- [Your instructions]
Write out all the entries word for word, but skip any images.

- [Source data]
— START —

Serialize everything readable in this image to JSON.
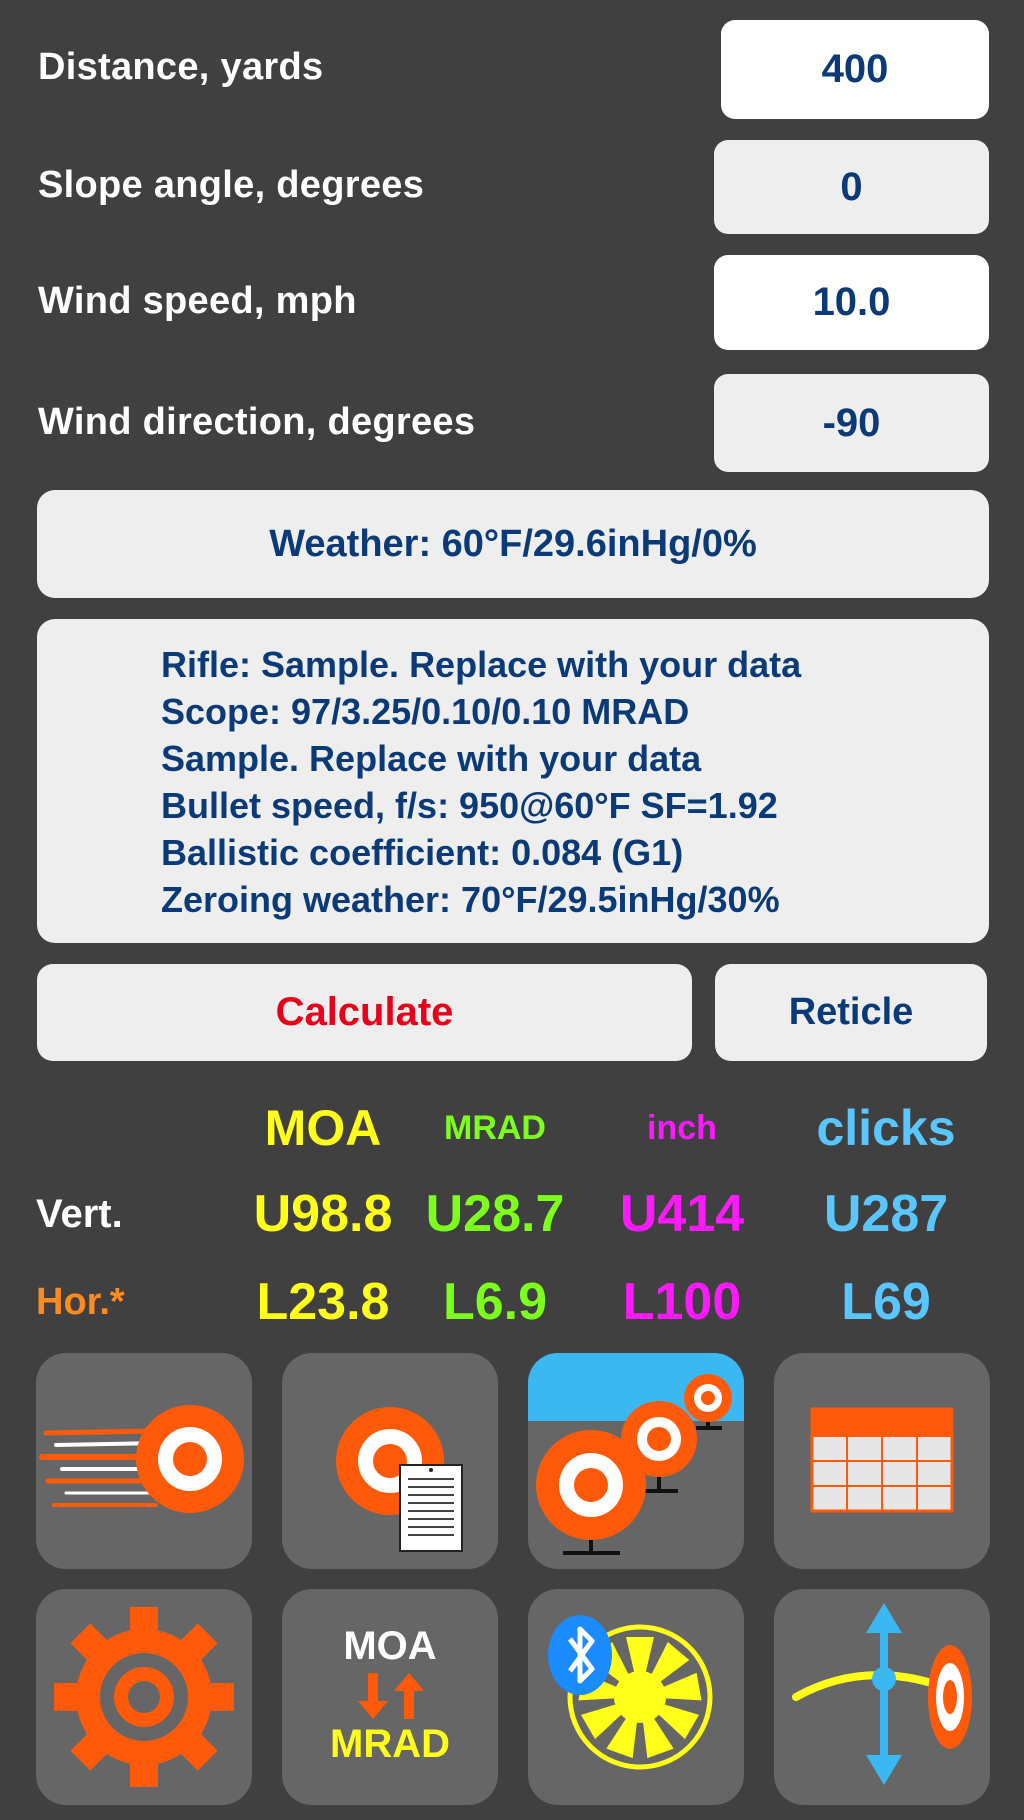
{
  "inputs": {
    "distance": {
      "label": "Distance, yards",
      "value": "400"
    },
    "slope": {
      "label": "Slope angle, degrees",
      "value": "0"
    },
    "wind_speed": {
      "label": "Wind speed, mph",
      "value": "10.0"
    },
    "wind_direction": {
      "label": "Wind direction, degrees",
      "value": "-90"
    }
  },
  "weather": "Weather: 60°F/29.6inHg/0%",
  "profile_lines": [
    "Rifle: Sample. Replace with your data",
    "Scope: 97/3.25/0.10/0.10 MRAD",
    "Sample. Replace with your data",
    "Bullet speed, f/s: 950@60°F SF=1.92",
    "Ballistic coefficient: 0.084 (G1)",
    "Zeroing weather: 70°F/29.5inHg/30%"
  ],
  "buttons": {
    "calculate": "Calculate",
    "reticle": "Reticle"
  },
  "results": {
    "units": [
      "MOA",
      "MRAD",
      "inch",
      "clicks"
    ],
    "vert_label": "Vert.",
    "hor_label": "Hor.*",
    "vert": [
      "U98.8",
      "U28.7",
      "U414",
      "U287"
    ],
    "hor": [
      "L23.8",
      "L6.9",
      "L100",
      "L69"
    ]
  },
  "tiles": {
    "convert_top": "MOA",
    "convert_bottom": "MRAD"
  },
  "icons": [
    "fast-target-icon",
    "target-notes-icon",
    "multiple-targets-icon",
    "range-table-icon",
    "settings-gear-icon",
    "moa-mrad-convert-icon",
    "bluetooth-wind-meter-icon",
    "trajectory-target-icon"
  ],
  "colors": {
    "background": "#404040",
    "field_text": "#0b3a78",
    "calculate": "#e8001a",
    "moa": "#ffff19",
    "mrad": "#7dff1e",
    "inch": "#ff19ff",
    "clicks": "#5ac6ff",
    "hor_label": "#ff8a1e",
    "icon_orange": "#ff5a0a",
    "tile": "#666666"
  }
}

— END —

- [Result of this task]
Serialize everything readable in this image to JSON.
{
  "inputs": {
    "distance": {
      "label": "Distance, yards",
      "value": "400"
    },
    "slope": {
      "label": "Slope angle, degrees",
      "value": "0"
    },
    "wind_speed": {
      "label": "Wind speed, mph",
      "value": "10.0"
    },
    "wind_direction": {
      "label": "Wind direction, degrees",
      "value": "-90"
    }
  },
  "weather": "Weather: 60°F/29.6inHg/0%",
  "profile_lines": [
    "Rifle: Sample. Replace with your data",
    "Scope: 97/3.25/0.10/0.10 MRAD",
    "Sample. Replace with your data",
    "Bullet speed, f/s: 950@60°F SF=1.92",
    "Ballistic coefficient: 0.084 (G1)",
    "Zeroing weather: 70°F/29.5inHg/30%"
  ],
  "buttons": {
    "calculate": "Calculate",
    "reticle": "Reticle"
  },
  "results": {
    "units": [
      "MOA",
      "MRAD",
      "inch",
      "clicks"
    ],
    "vert_label": "Vert.",
    "hor_label": "Hor.*",
    "vert": [
      "U98.8",
      "U28.7",
      "U414",
      "U287"
    ],
    "hor": [
      "L23.8",
      "L6.9",
      "L100",
      "L69"
    ]
  },
  "tiles": {
    "convert_top": "MOA",
    "convert_bottom": "MRAD"
  },
  "icons": [
    "fast-target-icon",
    "target-notes-icon",
    "multiple-targets-icon",
    "range-table-icon",
    "settings-gear-icon",
    "moa-mrad-convert-icon",
    "bluetooth-wind-meter-icon",
    "trajectory-target-icon"
  ],
  "colors": {
    "background": "#404040",
    "field_text": "#0b3a78",
    "calculate": "#e8001a",
    "moa": "#ffff19",
    "mrad": "#7dff1e",
    "inch": "#ff19ff",
    "clicks": "#5ac6ff",
    "hor_label": "#ff8a1e",
    "icon_orange": "#ff5a0a",
    "tile": "#666666"
  }
}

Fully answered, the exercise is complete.